- REQUIRED WORK:
From the listing below, select every line where the word "percent" appears.

- Extracts from a graphics dataset:
==*==
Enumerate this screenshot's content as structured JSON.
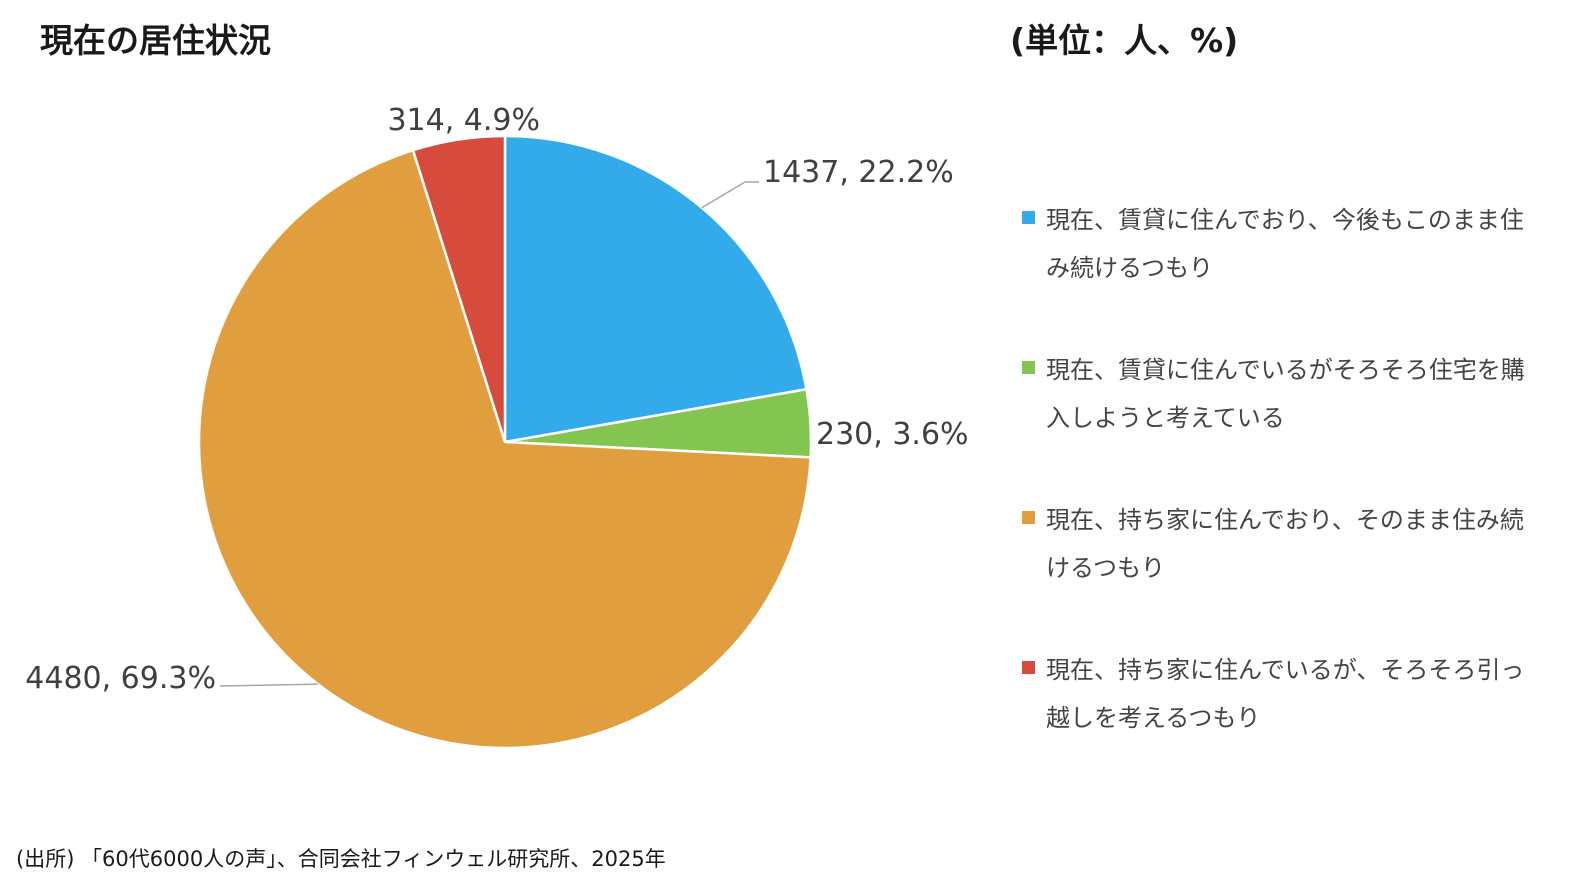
{
  "title": "現在の居住状況",
  "unit_note": "(単位：人、%)",
  "source": "(出所) 「60代6000人の声」、合同会社フィンウェル研究所、2025年",
  "chart_data": {
    "type": "pie",
    "start_angle_deg": 0,
    "direction": "clockwise",
    "legend_position": "right",
    "slices": [
      {
        "label": "現在、賃貸に住んでおり、今後もこのまま住み続けるつもり",
        "value": 1437,
        "percent": 22.2,
        "data_label": "1437, 22.2%",
        "color": "#33ABEA"
      },
      {
        "label": "現在、賃貸に住んでいるがそろそろ住宅を購入しようと考えている",
        "value": 230,
        "percent": 3.6,
        "data_label": "230, 3.6%",
        "color": "#84C551"
      },
      {
        "label": "現在、持ち家に住んでおり、そのまま住み続けるつもり",
        "value": 4480,
        "percent": 69.3,
        "data_label": "4480, 69.3%",
        "color": "#E19E3F"
      },
      {
        "label": "現在、持ち家に住んでいるが、そろそろ引っ越しを考えるつもり",
        "value": 314,
        "percent": 4.9,
        "data_label": "314, 4.9%",
        "color": "#D64B3B"
      }
    ]
  }
}
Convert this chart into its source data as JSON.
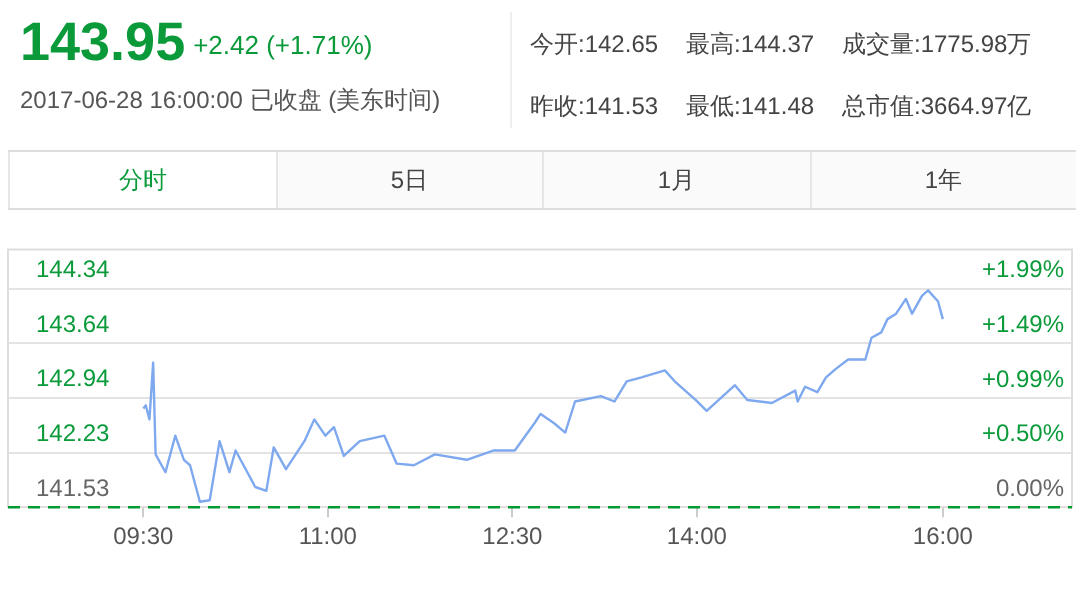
{
  "chart_data": {
    "type": "line",
    "title": "143.95",
    "subtitle": "+2.42 (+1.71%)",
    "annotations": [
      "2017-06-28 16:00:00 已收盘 (美东时间)",
      "今开:142.65",
      "最高:144.37",
      "成交量:1775.98万",
      "昨收:141.53",
      "最低:141.48",
      "总市值:3664.97亿",
      "分时",
      "5日",
      "1月",
      "1年"
    ],
    "series": [
      {
        "color": "#7fa9ef",
        "x": [
          9.5,
          9.52,
          9.55,
          9.58,
          9.6,
          9.68,
          9.76,
          9.83,
          9.88,
          9.96,
          10.04,
          10.12,
          10.2,
          10.25,
          10.41,
          10.5,
          10.56,
          10.66,
          10.81,
          10.89,
          10.98,
          11.05,
          11.13,
          11.26,
          11.46,
          11.56,
          11.7,
          11.87,
          12.13,
          12.35,
          12.52,
          12.68,
          12.73,
          12.84,
          12.93,
          13.01,
          13.22,
          13.33,
          13.43,
          13.55,
          13.74,
          13.82,
          13.99,
          14.08,
          14.31,
          14.41,
          14.61,
          14.8,
          14.82,
          14.88,
          14.98,
          15.05,
          15.13,
          15.23,
          15.37,
          15.42,
          15.5,
          15.55,
          15.62,
          15.7,
          15.75,
          15.83,
          15.88,
          15.96,
          16.0
        ],
        "values": [
          142.8,
          142.84,
          142.66,
          143.39,
          142.21,
          141.98,
          142.45,
          142.14,
          142.07,
          141.6,
          141.62,
          142.38,
          141.98,
          142.26,
          141.79,
          141.74,
          142.3,
          142.02,
          142.38,
          142.66,
          142.45,
          142.56,
          142.19,
          142.38,
          142.45,
          142.09,
          142.07,
          142.21,
          142.14,
          142.26,
          142.26,
          142.61,
          142.73,
          142.61,
          142.49,
          142.89,
          142.96,
          142.89,
          143.15,
          143.2,
          143.29,
          143.15,
          142.91,
          142.77,
          143.1,
          142.91,
          142.87,
          143.03,
          142.89,
          143.08,
          143.01,
          143.2,
          143.31,
          143.43,
          143.43,
          143.71,
          143.78,
          143.95,
          144.02,
          144.21,
          144.02,
          144.25,
          144.32,
          144.18,
          143.95
        ]
      }
    ],
    "xlim": [
      8.4,
      17.05
    ],
    "xticks": [
      {
        "value": 9.5,
        "label": "09:30"
      },
      {
        "value": 11,
        "label": "11:00"
      },
      {
        "value": 12.5,
        "label": "12:30"
      },
      {
        "value": 14,
        "label": "14:00"
      },
      {
        "value": 16,
        "label": "16:00"
      }
    ],
    "ylim": [
      141.53,
      144.86
    ],
    "yticks": [
      141.53,
      142.23,
      142.94,
      143.64,
      144.34
    ],
    "y2lim": [
      0,
      2.35
    ],
    "y2ticks": [
      {
        "value": 0,
        "label": "0.00%"
      },
      {
        "value": 0.5,
        "label": "+0.50%"
      },
      {
        "value": 0.99,
        "label": "+0.99%"
      },
      {
        "value": 1.49,
        "label": "+1.49%"
      },
      {
        "value": 1.99,
        "label": "+1.99%"
      }
    ],
    "ref_lines": [
      {
        "axis": "y",
        "value": 141.53,
        "color": "#009933",
        "line_style": "dashed"
      }
    ],
    "grid": "y",
    "legend": false,
    "marker": "none",
    "line_style": "solid"
  }
}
==*==
- ANSWER TO THE PROBLEM:
        "percent": 22.2,
        "percent": 3.6,
        "percent": 69.3,
        "percent": 4.9,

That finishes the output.